> Work instructions:
Every record that follows should be printed verbatim.

> Material to process:
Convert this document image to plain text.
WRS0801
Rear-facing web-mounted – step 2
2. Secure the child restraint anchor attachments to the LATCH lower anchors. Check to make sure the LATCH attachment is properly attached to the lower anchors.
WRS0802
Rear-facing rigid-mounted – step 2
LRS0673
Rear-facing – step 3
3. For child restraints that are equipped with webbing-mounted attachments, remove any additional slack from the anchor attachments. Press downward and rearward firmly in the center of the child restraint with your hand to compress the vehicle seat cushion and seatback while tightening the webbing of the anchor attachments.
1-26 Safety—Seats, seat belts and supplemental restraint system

> Final result:
Convert this document image to plain text.
WRS0801
Rear-facing web-mounted – step 2
2. Secure the child restraint anchor attachments to the LATCH lower anchors. Check to make sure the LATCH attachment is properly attached to the lower anchors.
WRS0802
Rear-facing rigid-mounted – step 2
LRS0673
Rear-facing – step 3
3. For child restraints that are equipped with webbing-mounted attachments, remove any additional slack from the anchor attachments. Press downward and rearward firmly in the center of the child restraint with your hand to compress the vehicle seat cushion and seatback while tightening the webbing of the anchor attachments.
1-26 Safety—Seats, seat belts and supplemental restraint system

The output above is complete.